WHAT IS NEEDED: Will you output all of the data below exactly, omitting the images?

DATA EXTRACT:
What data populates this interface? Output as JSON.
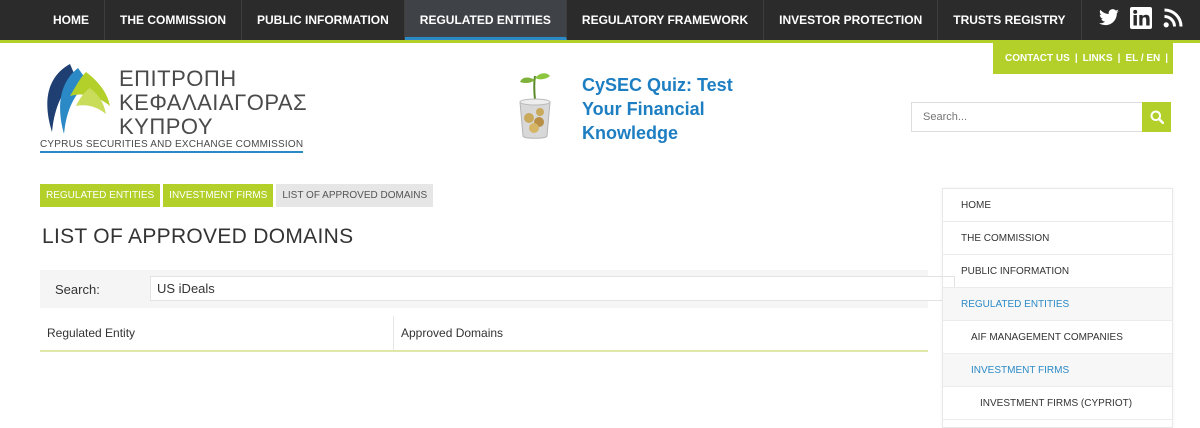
{
  "nav": {
    "items": [
      {
        "label": "HOME"
      },
      {
        "label": "THE COMMISSION"
      },
      {
        "label": "PUBLIC INFORMATION"
      },
      {
        "label": "REGULATED ENTITIES"
      },
      {
        "label": "REGULATORY FRAMEWORK"
      },
      {
        "label": "INVESTOR PROTECTION"
      },
      {
        "label": "TRUSTS REGISTRY"
      }
    ],
    "active_index": 3,
    "social": [
      "twitter-icon",
      "linkedin-icon",
      "rss-icon"
    ]
  },
  "contact_bar": {
    "contact": "CONTACT US",
    "links": "LINKS",
    "lang": "EL / EN",
    "sep": "|"
  },
  "logo": {
    "greek_line1": "ΕΠΙΤΡΟΠΗ",
    "greek_line2": "ΚΕΦΑΛΑΙΑΓΟΡΑΣ",
    "greek_line3": "ΚΥΠΡΟΥ",
    "english": "CYPRUS SECURITIES AND EXCHANGE COMMISSION"
  },
  "quiz": {
    "line1": "CySEC Quiz: Test",
    "line2": "Your Financial",
    "line3": "Knowledge"
  },
  "header_search": {
    "placeholder": "Search..."
  },
  "breadcrumb": [
    {
      "label": "REGULATED ENTITIES"
    },
    {
      "label": "INVESTMENT FIRMS"
    },
    {
      "label": "LIST OF APPROVED DOMAINS"
    }
  ],
  "page_title": "LIST OF APPROVED DOMAINS",
  "table_search": {
    "label": "Search:",
    "value": "US iDeals"
  },
  "table": {
    "columns": [
      "Regulated Entity",
      "Approved Domains"
    ]
  },
  "sidebar": {
    "items": [
      {
        "label": "HOME"
      },
      {
        "label": "THE COMMISSION"
      },
      {
        "label": "PUBLIC INFORMATION"
      },
      {
        "label": "REGULATED ENTITIES"
      },
      {
        "label": "AIF MANAGEMENT COMPANIES"
      },
      {
        "label": "INVESTMENT FIRMS"
      },
      {
        "label": "INVESTMENT FIRMS (CYPRIOT)"
      }
    ]
  },
  "colors": {
    "accent_green": "#b2cf2a",
    "accent_blue": "#2b8ac6",
    "nav_bg": "#2b2b2b"
  }
}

OUTPUT OF THE TASK:
What data populates this interface? Output as JSON.
{
  "nav": {
    "items": [
      {
        "label": "HOME"
      },
      {
        "label": "THE COMMISSION"
      },
      {
        "label": "PUBLIC INFORMATION"
      },
      {
        "label": "REGULATED ENTITIES"
      },
      {
        "label": "REGULATORY FRAMEWORK"
      },
      {
        "label": "INVESTOR PROTECTION"
      },
      {
        "label": "TRUSTS REGISTRY"
      }
    ],
    "active_index": 3,
    "social": [
      "twitter-icon",
      "linkedin-icon",
      "rss-icon"
    ]
  },
  "contact_bar": {
    "contact": "CONTACT US",
    "links": "LINKS",
    "lang": "EL / EN",
    "sep": "|"
  },
  "logo": {
    "greek_line1": "ΕΠΙΤΡΟΠΗ",
    "greek_line2": "ΚΕΦΑΛΑΙΑΓΟΡΑΣ",
    "greek_line3": "ΚΥΠΡΟΥ",
    "english": "CYPRUS SECURITIES AND EXCHANGE COMMISSION"
  },
  "quiz": {
    "line1": "CySEC Quiz: Test",
    "line2": "Your Financial",
    "line3": "Knowledge"
  },
  "header_search": {
    "placeholder": "Search..."
  },
  "breadcrumb": [
    {
      "label": "REGULATED ENTITIES"
    },
    {
      "label": "INVESTMENT FIRMS"
    },
    {
      "label": "LIST OF APPROVED DOMAINS"
    }
  ],
  "page_title": "LIST OF APPROVED DOMAINS",
  "table_search": {
    "label": "Search:",
    "value": "US iDeals"
  },
  "table": {
    "columns": [
      "Regulated Entity",
      "Approved Domains"
    ]
  },
  "sidebar": {
    "items": [
      {
        "label": "HOME"
      },
      {
        "label": "THE COMMISSION"
      },
      {
        "label": "PUBLIC INFORMATION"
      },
      {
        "label": "REGULATED ENTITIES"
      },
      {
        "label": "AIF MANAGEMENT COMPANIES"
      },
      {
        "label": "INVESTMENT FIRMS"
      },
      {
        "label": "INVESTMENT FIRMS (CYPRIOT)"
      }
    ]
  },
  "colors": {
    "accent_green": "#b2cf2a",
    "accent_blue": "#2b8ac6",
    "nav_bg": "#2b2b2b"
  }
}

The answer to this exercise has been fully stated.